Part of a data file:
_ _ _ _ _

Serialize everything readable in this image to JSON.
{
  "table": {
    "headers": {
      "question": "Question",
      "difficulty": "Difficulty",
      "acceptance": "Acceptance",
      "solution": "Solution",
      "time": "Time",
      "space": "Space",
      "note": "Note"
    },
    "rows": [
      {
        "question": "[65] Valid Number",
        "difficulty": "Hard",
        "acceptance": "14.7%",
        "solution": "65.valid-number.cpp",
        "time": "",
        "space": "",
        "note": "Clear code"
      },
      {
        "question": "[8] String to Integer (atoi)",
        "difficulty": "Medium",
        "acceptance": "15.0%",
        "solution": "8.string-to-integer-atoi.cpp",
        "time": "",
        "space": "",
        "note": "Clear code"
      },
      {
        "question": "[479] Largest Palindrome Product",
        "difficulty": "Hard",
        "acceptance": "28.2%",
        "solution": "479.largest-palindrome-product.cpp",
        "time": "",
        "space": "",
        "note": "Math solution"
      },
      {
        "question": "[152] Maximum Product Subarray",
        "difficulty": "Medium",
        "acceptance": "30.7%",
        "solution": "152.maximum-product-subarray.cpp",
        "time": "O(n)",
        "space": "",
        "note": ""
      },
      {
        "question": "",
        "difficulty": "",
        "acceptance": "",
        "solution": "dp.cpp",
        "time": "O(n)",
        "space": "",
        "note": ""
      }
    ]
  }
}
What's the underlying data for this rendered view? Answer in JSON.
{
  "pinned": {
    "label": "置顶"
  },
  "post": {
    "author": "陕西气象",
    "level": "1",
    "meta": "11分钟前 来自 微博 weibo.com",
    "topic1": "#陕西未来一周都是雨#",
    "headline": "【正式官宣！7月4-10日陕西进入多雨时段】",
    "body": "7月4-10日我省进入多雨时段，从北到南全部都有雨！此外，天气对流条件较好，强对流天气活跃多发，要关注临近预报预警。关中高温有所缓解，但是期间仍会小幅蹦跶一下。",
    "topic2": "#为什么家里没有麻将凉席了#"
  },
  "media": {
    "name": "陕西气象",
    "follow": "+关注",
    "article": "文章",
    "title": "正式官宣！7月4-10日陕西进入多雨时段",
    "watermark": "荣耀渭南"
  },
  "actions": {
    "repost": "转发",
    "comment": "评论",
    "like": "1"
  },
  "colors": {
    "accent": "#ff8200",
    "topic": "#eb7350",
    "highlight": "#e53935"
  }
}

_ _ _ _ _

**Set problem**
Extract each record, keeping it identical to the original.

**Answer to the problem**
Serialize everything readable in this image to JSON.
{
  "table": {
    "headers": {
      "question": "Question",
      "difficulty": "Difficulty",
      "acceptance": "Acceptance",
      "solution": "Solution",
      "time": "Time",
      "space": "Space",
      "note": "Note"
    },
    "rows": [
      {
        "question": "[65] Valid Number",
        "difficulty": "Hard",
        "acceptance": "14.7%",
        "solution": "65.valid-number.cpp",
        "time": "",
        "space": "",
        "note": "Clear code"
      },
      {
        "question": "[8] String to Integer (atoi)",
        "difficulty": "Medium",
        "acceptance": "15.0%",
        "solution": "8.string-to-integer-atoi.cpp",
        "time": "",
        "space": "",
        "note": "Clear code"
      },
      {
        "question": "[479] Largest Palindrome Product",
        "difficulty": "Hard",
        "acceptance": "28.2%",
        "solution": "479.largest-palindrome-product.cpp",
        "time": "",
        "space": "",
        "note": "Math solution"
      },
      {
        "question": "[152] Maximum Product Subarray",
        "difficulty": "Medium",
        "acceptance": "30.7%",
        "solution": "152.maximum-product-subarray.cpp",
        "time": "O(n)",
        "space": "",
        "note": ""
      },
      {
        "question": "",
        "difficulty": "",
        "acceptance": "",
        "solution": "dp.cpp",
        "time": "O(n)",
        "space": "",
        "note": ""
      }
    ]
  }
}
What's the underlying data for this rendered view? Answer in JSON.
{
  "pinned": {
    "label": "置顶"
  },
  "post": {
    "author": "陕西气象",
    "level": "1",
    "meta": "11分钟前 来自 微博 weibo.com",
    "topic1": "#陕西未来一周都是雨#",
    "headline": "【正式官宣！7月4-10日陕西进入多雨时段】",
    "body": "7月4-10日我省进入多雨时段，从北到南全部都有雨！此外，天气对流条件较好，强对流天气活跃多发，要关注临近预报预警。关中高温有所缓解，但是期间仍会小幅蹦跶一下。",
    "topic2": "#为什么家里没有麻将凉席了#"
  },
  "media": {
    "name": "陕西气象",
    "follow": "+关注",
    "article": "文章",
    "title": "正式官宣！7月4-10日陕西进入多雨时段",
    "watermark": "荣耀渭南"
  },
  "actions": {
    "repost": "转发",
    "comment": "评论",
    "like": "1"
  },
  "colors": {
    "accent": "#ff8200",
    "topic": "#eb7350",
    "highlight": "#e53935"
  }
}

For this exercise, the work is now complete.